Material provided
┄┄┄┄┄┄┄┄┄┄┄┄┄┄┄┄┄┄┄┄

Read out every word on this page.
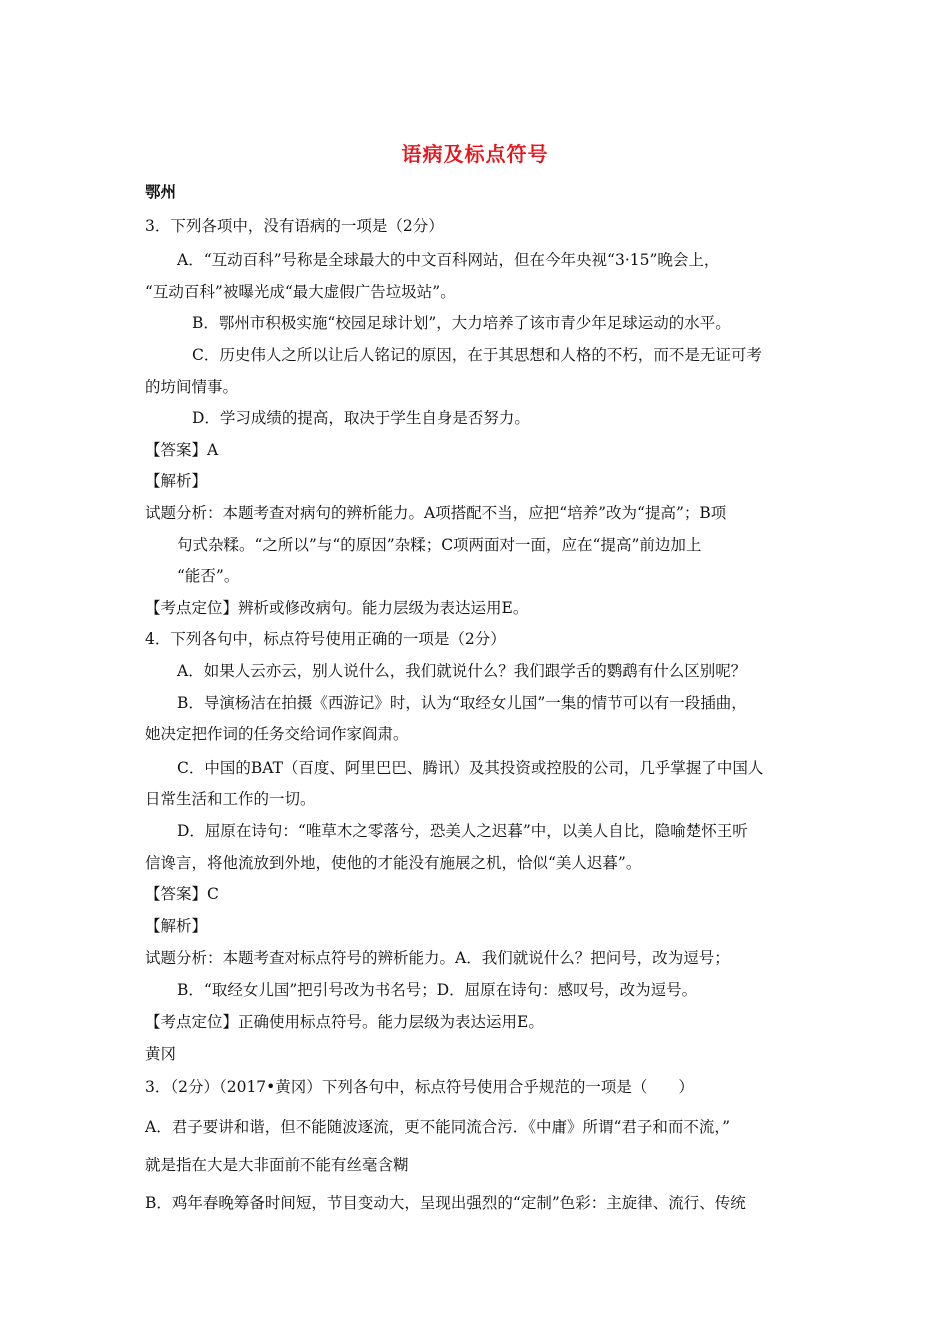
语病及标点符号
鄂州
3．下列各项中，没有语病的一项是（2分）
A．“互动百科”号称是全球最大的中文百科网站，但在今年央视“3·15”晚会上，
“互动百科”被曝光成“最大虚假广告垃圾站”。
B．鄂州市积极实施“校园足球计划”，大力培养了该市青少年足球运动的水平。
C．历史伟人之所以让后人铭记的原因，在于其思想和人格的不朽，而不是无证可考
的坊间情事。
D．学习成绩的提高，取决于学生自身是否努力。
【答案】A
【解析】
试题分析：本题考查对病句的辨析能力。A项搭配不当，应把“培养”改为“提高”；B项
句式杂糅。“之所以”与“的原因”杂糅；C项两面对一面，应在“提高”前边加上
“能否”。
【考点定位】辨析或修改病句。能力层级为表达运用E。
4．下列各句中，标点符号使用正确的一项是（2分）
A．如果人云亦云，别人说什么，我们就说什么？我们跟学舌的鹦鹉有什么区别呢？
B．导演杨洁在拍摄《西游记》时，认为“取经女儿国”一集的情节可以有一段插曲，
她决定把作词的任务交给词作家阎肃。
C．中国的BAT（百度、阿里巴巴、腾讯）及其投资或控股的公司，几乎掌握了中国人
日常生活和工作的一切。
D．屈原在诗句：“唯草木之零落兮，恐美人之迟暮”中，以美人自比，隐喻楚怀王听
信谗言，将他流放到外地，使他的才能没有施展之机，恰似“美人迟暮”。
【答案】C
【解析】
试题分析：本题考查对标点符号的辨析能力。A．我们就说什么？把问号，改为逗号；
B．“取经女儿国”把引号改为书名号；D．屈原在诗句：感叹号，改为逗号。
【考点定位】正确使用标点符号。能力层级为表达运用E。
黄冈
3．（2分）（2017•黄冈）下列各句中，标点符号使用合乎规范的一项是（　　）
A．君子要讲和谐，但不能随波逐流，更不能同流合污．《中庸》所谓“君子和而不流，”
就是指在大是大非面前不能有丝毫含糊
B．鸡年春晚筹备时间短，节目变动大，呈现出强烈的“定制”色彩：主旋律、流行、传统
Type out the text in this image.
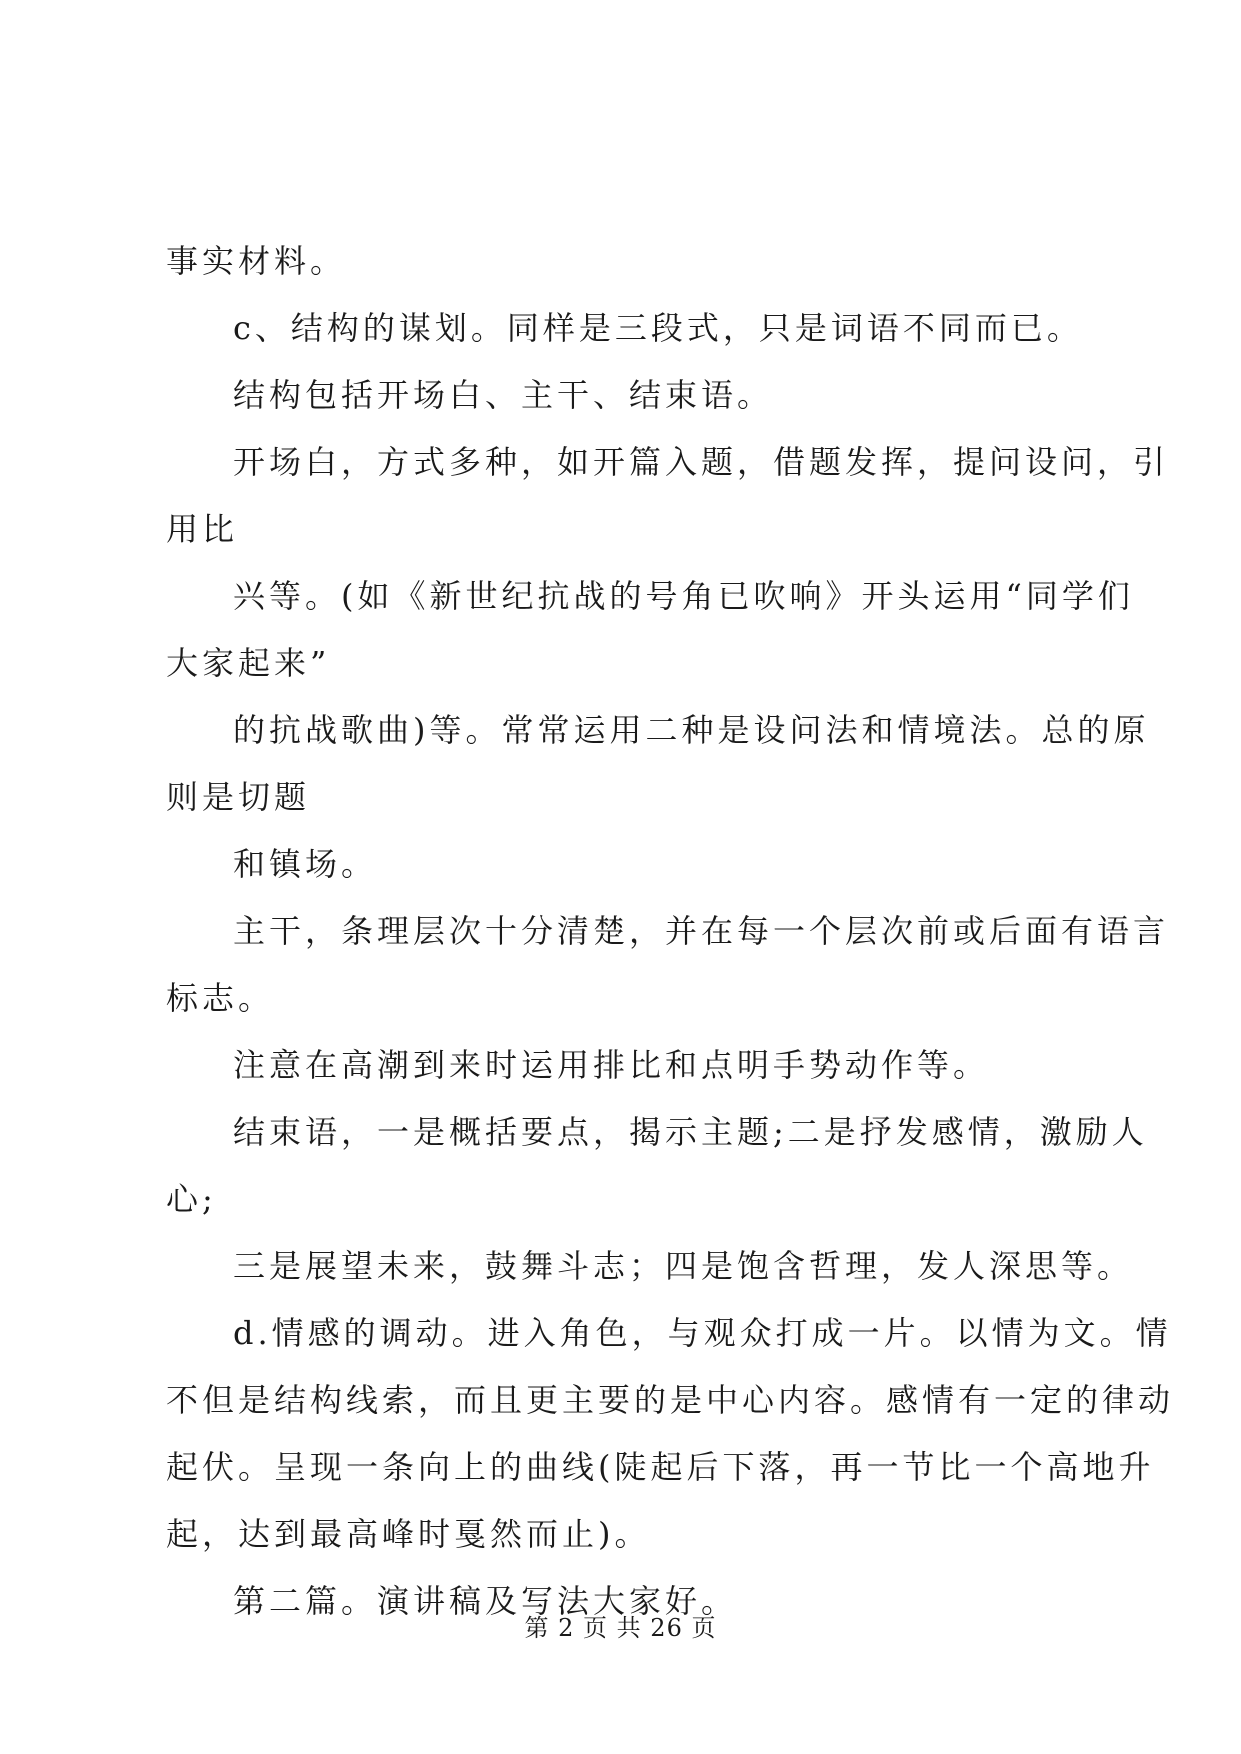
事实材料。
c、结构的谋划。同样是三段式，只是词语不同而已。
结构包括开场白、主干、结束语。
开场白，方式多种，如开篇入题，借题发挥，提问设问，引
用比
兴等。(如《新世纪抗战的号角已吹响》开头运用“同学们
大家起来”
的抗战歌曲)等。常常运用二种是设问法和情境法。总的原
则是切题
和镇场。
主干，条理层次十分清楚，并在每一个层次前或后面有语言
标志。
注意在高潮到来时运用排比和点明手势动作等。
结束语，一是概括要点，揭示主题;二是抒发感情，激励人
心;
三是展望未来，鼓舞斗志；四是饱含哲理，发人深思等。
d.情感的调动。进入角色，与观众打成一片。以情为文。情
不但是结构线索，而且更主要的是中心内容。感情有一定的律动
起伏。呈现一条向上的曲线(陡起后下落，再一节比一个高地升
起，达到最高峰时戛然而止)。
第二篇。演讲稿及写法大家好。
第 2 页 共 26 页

┄┄┄┄┄┄┄┄┄┄┄┄┄┄┄┄┄┄┄┄

Exercise prompt
Retype word for word the span of lines above that begins with the line containing "Type out the text in this image." and ends with the last line of the records; skip all pictures.

Correct output
Type out the text in this image.
事实材料。
c、结构的谋划。同样是三段式，只是词语不同而已。
结构包括开场白、主干、结束语。
开场白，方式多种，如开篇入题，借题发挥，提问设问，引
用比
兴等。(如《新世纪抗战的号角已吹响》开头运用“同学们
大家起来”
的抗战歌曲)等。常常运用二种是设问法和情境法。总的原
则是切题
和镇场。
主干，条理层次十分清楚，并在每一个层次前或后面有语言
标志。
注意在高潮到来时运用排比和点明手势动作等。
结束语，一是概括要点，揭示主题;二是抒发感情，激励人
心;
三是展望未来，鼓舞斗志；四是饱含哲理，发人深思等。
d.情感的调动。进入角色，与观众打成一片。以情为文。情
不但是结构线索，而且更主要的是中心内容。感情有一定的律动
起伏。呈现一条向上的曲线(陡起后下落，再一节比一个高地升
起，达到最高峰时戛然而止)。
第二篇。演讲稿及写法大家好。
第 2 页 共 26 页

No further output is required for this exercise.